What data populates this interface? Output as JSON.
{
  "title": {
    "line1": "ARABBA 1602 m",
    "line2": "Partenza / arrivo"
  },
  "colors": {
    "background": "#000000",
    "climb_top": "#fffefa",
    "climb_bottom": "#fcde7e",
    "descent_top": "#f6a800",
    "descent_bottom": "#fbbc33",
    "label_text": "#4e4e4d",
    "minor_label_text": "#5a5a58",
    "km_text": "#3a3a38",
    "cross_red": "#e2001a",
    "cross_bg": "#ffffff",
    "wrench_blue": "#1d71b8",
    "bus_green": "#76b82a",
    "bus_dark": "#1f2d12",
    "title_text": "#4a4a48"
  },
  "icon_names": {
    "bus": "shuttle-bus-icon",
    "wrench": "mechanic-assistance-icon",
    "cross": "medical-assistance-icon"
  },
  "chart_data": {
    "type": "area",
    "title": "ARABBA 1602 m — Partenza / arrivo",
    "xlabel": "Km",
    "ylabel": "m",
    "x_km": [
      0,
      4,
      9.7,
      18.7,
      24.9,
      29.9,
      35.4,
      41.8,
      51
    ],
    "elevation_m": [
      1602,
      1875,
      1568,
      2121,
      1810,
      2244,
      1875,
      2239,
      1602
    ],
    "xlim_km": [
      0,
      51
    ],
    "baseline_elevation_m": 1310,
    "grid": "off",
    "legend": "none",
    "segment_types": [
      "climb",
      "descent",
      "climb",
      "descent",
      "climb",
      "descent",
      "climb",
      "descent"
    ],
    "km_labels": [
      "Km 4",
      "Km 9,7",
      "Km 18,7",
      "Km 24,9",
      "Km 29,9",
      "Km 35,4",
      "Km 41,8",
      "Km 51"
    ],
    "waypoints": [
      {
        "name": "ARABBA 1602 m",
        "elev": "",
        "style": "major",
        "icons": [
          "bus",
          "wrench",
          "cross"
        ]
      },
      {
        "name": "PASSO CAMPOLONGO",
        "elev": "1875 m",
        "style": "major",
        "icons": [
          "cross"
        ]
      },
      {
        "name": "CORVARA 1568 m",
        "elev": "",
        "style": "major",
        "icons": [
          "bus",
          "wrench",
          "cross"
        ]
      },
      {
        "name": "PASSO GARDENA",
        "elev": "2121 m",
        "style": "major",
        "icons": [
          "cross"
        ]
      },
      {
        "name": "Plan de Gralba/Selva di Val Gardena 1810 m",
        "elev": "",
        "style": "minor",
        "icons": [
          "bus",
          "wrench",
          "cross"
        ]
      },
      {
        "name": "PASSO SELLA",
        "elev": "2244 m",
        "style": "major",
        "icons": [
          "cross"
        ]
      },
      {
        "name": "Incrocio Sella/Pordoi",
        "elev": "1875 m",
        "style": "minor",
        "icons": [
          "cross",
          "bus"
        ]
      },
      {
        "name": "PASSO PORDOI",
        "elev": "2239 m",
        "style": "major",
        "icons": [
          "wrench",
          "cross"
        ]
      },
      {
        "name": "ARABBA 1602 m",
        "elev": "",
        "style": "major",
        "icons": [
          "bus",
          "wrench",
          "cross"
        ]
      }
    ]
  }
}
+---+
Copy out all of the records shown above exactly.

#### Result of this task
What data populates this interface? Output as JSON.
{
  "title": {
    "line1": "ARABBA 1602 m",
    "line2": "Partenza / arrivo"
  },
  "colors": {
    "background": "#000000",
    "climb_top": "#fffefa",
    "climb_bottom": "#fcde7e",
    "descent_top": "#f6a800",
    "descent_bottom": "#fbbc33",
    "label_text": "#4e4e4d",
    "minor_label_text": "#5a5a58",
    "km_text": "#3a3a38",
    "cross_red": "#e2001a",
    "cross_bg": "#ffffff",
    "wrench_blue": "#1d71b8",
    "bus_green": "#76b82a",
    "bus_dark": "#1f2d12",
    "title_text": "#4a4a48"
  },
  "icon_names": {
    "bus": "shuttle-bus-icon",
    "wrench": "mechanic-assistance-icon",
    "cross": "medical-assistance-icon"
  },
  "chart_data": {
    "type": "area",
    "title": "ARABBA 1602 m — Partenza / arrivo",
    "xlabel": "Km",
    "ylabel": "m",
    "x_km": [
      0,
      4,
      9.7,
      18.7,
      24.9,
      29.9,
      35.4,
      41.8,
      51
    ],
    "elevation_m": [
      1602,
      1875,
      1568,
      2121,
      1810,
      2244,
      1875,
      2239,
      1602
    ],
    "xlim_km": [
      0,
      51
    ],
    "baseline_elevation_m": 1310,
    "grid": "off",
    "legend": "none",
    "segment_types": [
      "climb",
      "descent",
      "climb",
      "descent",
      "climb",
      "descent",
      "climb",
      "descent"
    ],
    "km_labels": [
      "Km 4",
      "Km 9,7",
      "Km 18,7",
      "Km 24,9",
      "Km 29,9",
      "Km 35,4",
      "Km 41,8",
      "Km 51"
    ],
    "waypoints": [
      {
        "name": "ARABBA 1602 m",
        "elev": "",
        "style": "major",
        "icons": [
          "bus",
          "wrench",
          "cross"
        ]
      },
      {
        "name": "PASSO CAMPOLONGO",
        "elev": "1875 m",
        "style": "major",
        "icons": [
          "cross"
        ]
      },
      {
        "name": "CORVARA 1568 m",
        "elev": "",
        "style": "major",
        "icons": [
          "bus",
          "wrench",
          "cross"
        ]
      },
      {
        "name": "PASSO GARDENA",
        "elev": "2121 m",
        "style": "major",
        "icons": [
          "cross"
        ]
      },
      {
        "name": "Plan de Gralba/Selva di Val Gardena 1810 m",
        "elev": "",
        "style": "minor",
        "icons": [
          "bus",
          "wrench",
          "cross"
        ]
      },
      {
        "name": "PASSO SELLA",
        "elev": "2244 m",
        "style": "major",
        "icons": [
          "cross"
        ]
      },
      {
        "name": "Incrocio Sella/Pordoi",
        "elev": "1875 m",
        "style": "minor",
        "icons": [
          "cross",
          "bus"
        ]
      },
      {
        "name": "PASSO PORDOI",
        "elev": "2239 m",
        "style": "major",
        "icons": [
          "wrench",
          "cross"
        ]
      },
      {
        "name": "ARABBA 1602 m",
        "elev": "",
        "style": "major",
        "icons": [
          "bus",
          "wrench",
          "cross"
        ]
      }
    ]
  }
}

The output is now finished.